• To do: Count every line that holds the string "июля", then give that number alone.

########################################

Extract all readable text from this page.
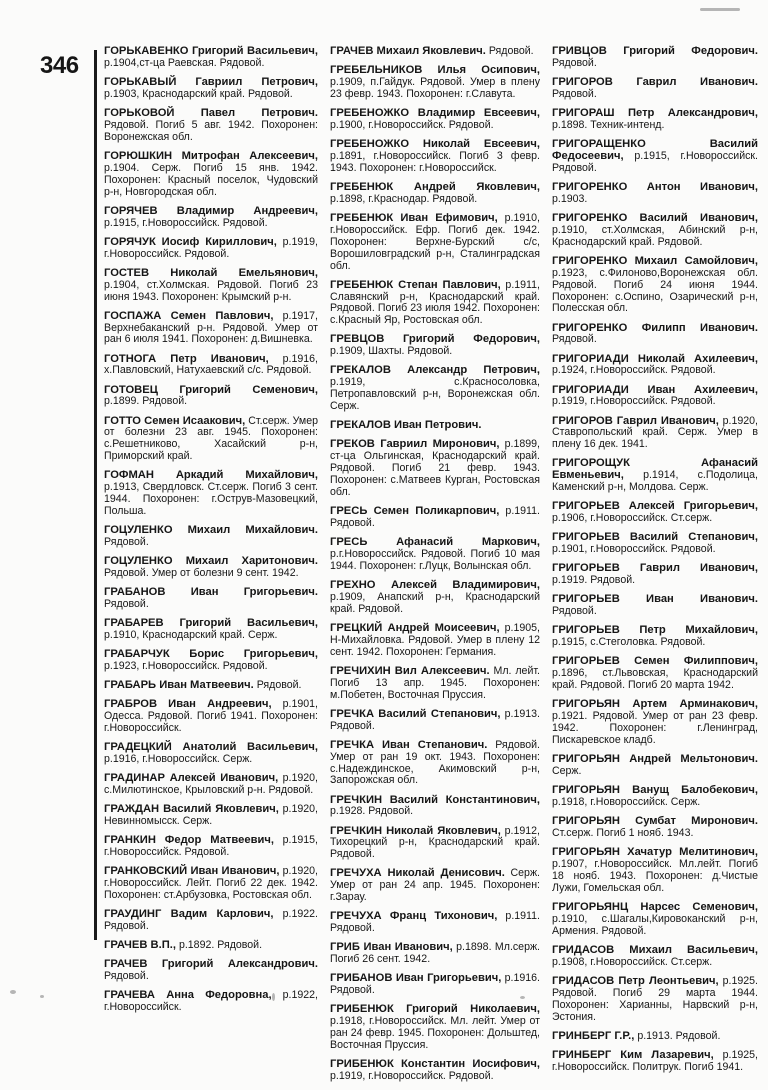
346
ГОРЬКАВЕНКО Григорий Васильевич, р.1904,ст-ца Раевская. Рядовой.
ГОРЬКАВЫЙ Гавриил Петрович, р.1903, Краснодарский край. Рядовой.
ГОРЬКОВОЙ Павел Петрович. Рядовой. Погиб 5 авг. 1942. Похоронен: Воронежская обл.
ГОРЮШКИН Митрофан Алексеевич, р.1904. Серж. Погиб 15 янв. 1942. Похоронен: Красный поселок, Чудовский р-н, Новгородская обл.
ГОРЯЧЕВ Владимир Андреевич, р.1915, г.Новороссийск. Рядовой.
ГОРЯЧУК Иосиф Кириллович, р.1919, г.Новороссийск. Рядовой.
ГОСТЕВ Николай Емельянович, р.1904, ст.Холмская. Рядовой. Погиб 23 июня 1943. Похоронен: Крымский р-н.
ГОСПАЖА Семен Павлович, р.1917, Верхнебаканский р-н. Рядовой. Умер от ран 6 июля 1941. Похоронен: д.Вишневка.
ГОТНОГА Петр Иванович, р.1916, х.Павловский, Натухаевский с/с. Рядовой.
ГОТОВЕЦ Григорий Семенович, р.1899. Рядовой.
ГОТТО Семен Исаакович, Ст.серж. Умер от болезни 23 авг. 1945. Похоронен: с.Решетниково, Хасайский р-н, Приморский край.
ГОФМАН Аркадий Михайлович, р.1913, Свердловск. Ст.серж. Погиб 3 сент. 1944. Похоронен: г.Острув-Мазовецкий, Польша.
ГОЦУЛЕНКО Михаил Михайлович. Рядовой.
ГОЦУЛЕНКО Михаил Харитонович. Рядовой. Умер от болезни 9 сент. 1942.
ГРАБАНОВ Иван Григорьевич. Рядовой.
ГРАБАРЕВ Григорий Васильевич, р.1910, Краснодарский край. Серж.
ГРАБАРЧУК Борис Григорьевич, р.1923, г.Новороссийск. Рядовой.
ГРАБАРЬ Иван Матвеевич. Рядовой.
ГРАБРОВ Иван Андреевич, р.1901, Одесса. Рядовой. Погиб 1941. Похоронен: г.Новороссийск.
ГРАДЕЦКИЙ Анатолий Васильевич, р.1916, г.Новороссийск. Серж.
ГРАДИНАР Алексей Иванович, р.1920, с.Милютинское, Крыловский р-н. Рядовой.
ГРАЖДАН Василий Яковлевич, р.1920, Невинномысск. Серж.
ГРАНКИН Федор Матвеевич, р.1915, г.Новороссийск. Рядовой.
ГРАНКОВСКИЙ Иван Иванович, р.1920, г.Новороссийск. Лейт. Погиб 22 дек. 1942. Похоронен: ст.Арбузовка, Ростовская обл.
ГРАУДИНГ Вадим Карлович, р.1922. Рядовой.
ГРАЧЕВ В.П., р.1892. Рядовой.
ГРАЧЕВ Григорий Александрович. Рядовой.
ГРАЧЕВА Анна Федоровна, р.1922, г.Новороссийск.
ГРАЧЕВ Михаил Яковлевич. Рядовой.
ГРЕБЕЛЬНИКОВ Илья Осипович, р.1909, п.Гайдук. Рядовой. Умер в плену 23 февр. 1943. Похоронен: г.Славута.
ГРЕБЕНОЖКО Владимир Евсеевич, р.1900, г.Новороссийск. Рядовой.
ГРЕБЕНОЖКО Николай Евсеевич, р.1891, г.Новороссийск. Погиб 3 февр. 1943. Похоронен: г.Новороссийск.
ГРЕБЕНЮК Андрей Яковлевич, р.1898, г.Краснодар. Рядовой.
ГРЕБЕНЮК Иван Ефимович, р.1910, г.Новороссийск. Ефр. Погиб дек. 1942. Похоронен: Верхне-Бурский с/с, Ворошиловградский р-н, Сталинградская обл.
ГРЕБЕНЮК Степан Павлович, р.1911, Славянский р-н, Краснодарский край. Рядовой. Погиб 23 июля 1942. Похоронен: с.Красный Яр, Ростовская обл.
ГРЕВЦОВ Григорий Федорович, р.1909, Шахты. Рядовой.
ГРЕКАЛОВ Александр Петрович, р.1919, с.Красносоловка, Петропавловский р-н, Воронежская обл. Серж.
ГРЕКАЛОВ Иван Петрович.
ГРЕКОВ Гавриил Миронович, р.1899, ст-ца Ольгинская, Краснодарский край. Рядовой. Погиб 21 февр. 1943. Похоронен: с.Матвеев Курган, Ростовская обл.
ГРЕСЬ Семен Поликарпович, р.1911. Рядовой.
ГРЕСЬ Афанасий Маркович, р.г.Новороссийск. Рядовой. Погиб 10 мая 1944. Похоронен: г.Луцк, Волынская обл.
ГРЕХНО Алексей Владимирович, р.1909, Анапский р-н, Краснодарский край. Рядовой.
ГРЕЦКИЙ Андрей Моисеевич, р.1905, Н-Михайловка. Рядовой. Умер в плену 12 сент. 1942. Похоронен: Германия.
ГРЕЧИХИН Вил Алексеевич. Мл. лейт. Погиб 13 апр. 1945. Похоронен: м.Побетен, Восточная Пруссия.
ГРЕЧКА Василий Степанович, р.1913. Рядовой.
ГРЕЧКА Иван Степанович. Рядовой. Умер от ран 19 окт. 1943. Похоронен: с.Надеждинское, Акимовский р-н, Запорожская обл.
ГРЕЧКИН Василий Константинович, р.1928. Рядовой.
ГРЕЧКИН Николай Яковлевич, р.1912, Тихорецкий р-н, Краснодарский край. Рядовой.
ГРЕЧУХА Николай Денисович. Серж. Умер от ран 24 апр. 1945. Похоронен: г.Зарау.
ГРЕЧУХА Франц Тихонович, р.1911. Рядовой.
ГРИБ Иван Иванович, р.1898. Мл.серж. Погиб 26 сент. 1942.
ГРИБАНОВ Иван Григорьевич, р.1916. Рядовой.
ГРИБЕНЮК Григорий Николаевич, р.1918, г.Новороссийск. Мл. лейт. Умер от ран 24 февр. 1945. Похоронен: Дольштед, Восточная Пруссия.
ГРИБЕНЮК Константин Иосифович, р.1919, г.Новороссийск. Рядовой.
ГРИВЦОВ Григорий Федорович. Рядовой.
ГРИГОРОВ Гаврил Иванович. Рядовой.
ГРИГОРАШ Петр Александрович, р.1898. Техник-интенд.
ГРИГОРАЩЕНКО Василий Федосеевич, р.1915, г.Новороссийск. Рядовой.
ГРИГОРЕНКО Антон Иванович, р.1903.
ГРИГОРЕНКО Василий Иванович, р.1910, ст.Холмская, Абинский р-н, Краснодарский край. Рядовой.
ГРИГОРЕНКО Михаил Самойлович, р.1923, с.Филоново,Воронежская обл. Рядовой. Погиб 24 июня 1944. Похоронен: с.Оспино, Озарический р-н, Полесская обл.
ГРИГОРЕНКО Филипп Иванович. Рядовой.
ГРИГОРИАДИ Николай Ахилеевич, р.1924, г.Новороссийск. Рядовой.
ГРИГОРИАДИ Иван Ахилеевич, р.1919, г.Новороссийск. Рядовой.
ГРИГОРОВ Гаврил Иванович, р.1920, Ставропольский край. Серж. Умер в плену 16 дек. 1941.
ГРИГОРОЩУК Афанасий Евменьевич, р.1914, с.Подолица, Каменский р-н, Молдова. Серж.
ГРИГОРЬЕВ Алексей Григорьевич, р.1906, г.Новороссийск. Ст.серж.
ГРИГОРЬЕВ Василий Степанович, р.1901, г.Новороссийск. Рядовой.
ГРИГОРЬЕВ Гаврил Иванович, р.1919. Рядовой.
ГРИГОРЬЕВ Иван Иванович. Рядовой.
ГРИГОРЬЕВ Петр Михайлович, р.1915, с.Стеголовка. Рядовой.
ГРИГОРЬЕВ Семен Филиппович, р.1896, ст.Львовская, Краснодарский край. Рядовой. Погиб 20 марта 1942.
ГРИГОРЬЯН Артем Арминакович, р.1921. Рядовой. Умер от ран 23 февр. 1942. Похоронен: г.Ленинград, Пискаревское кладб.
ГРИГОРЬЯН Андрей Мельтонович. Серж.
ГРИГОРЬЯН Ванущ Балобекович, р.1918, г.Новороссийск. Серж.
ГРИГОРЬЯН Сумбат Миронович. Ст.серж. Погиб 1 нояб. 1943.
ГРИГОРЬЯН Хачатур Мелитинович, р.1907, г.Новороссийск. Мл.лейт. Погиб 18 нояб. 1943. Похоронен: д.Чистые Лужи, Гомельская обл.
ГРИГОРЬЯНЦ Нарсес Семенович, р.1910, с.Шагалы,Кировоканский р-н, Армения. Рядовой.
ГРИДАСОВ Михаил Васильевич, р.1908, г.Новороссийск. Ст.серж.
ГРИДАСОВ Петр Леонтьевич, р.1925. Рядовой. Погиб 29 марта 1944. Похоронен: Харианны, Нарвский р-н, Эстония.
ГРИНБЕРГ Г.Р., р.1913. Рядовой.
ГРИНБЕРГ Ким Лазаревич, р.1925, г.Новороссийск. Политрук. Погиб 1941.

########################################

• Written solution: 2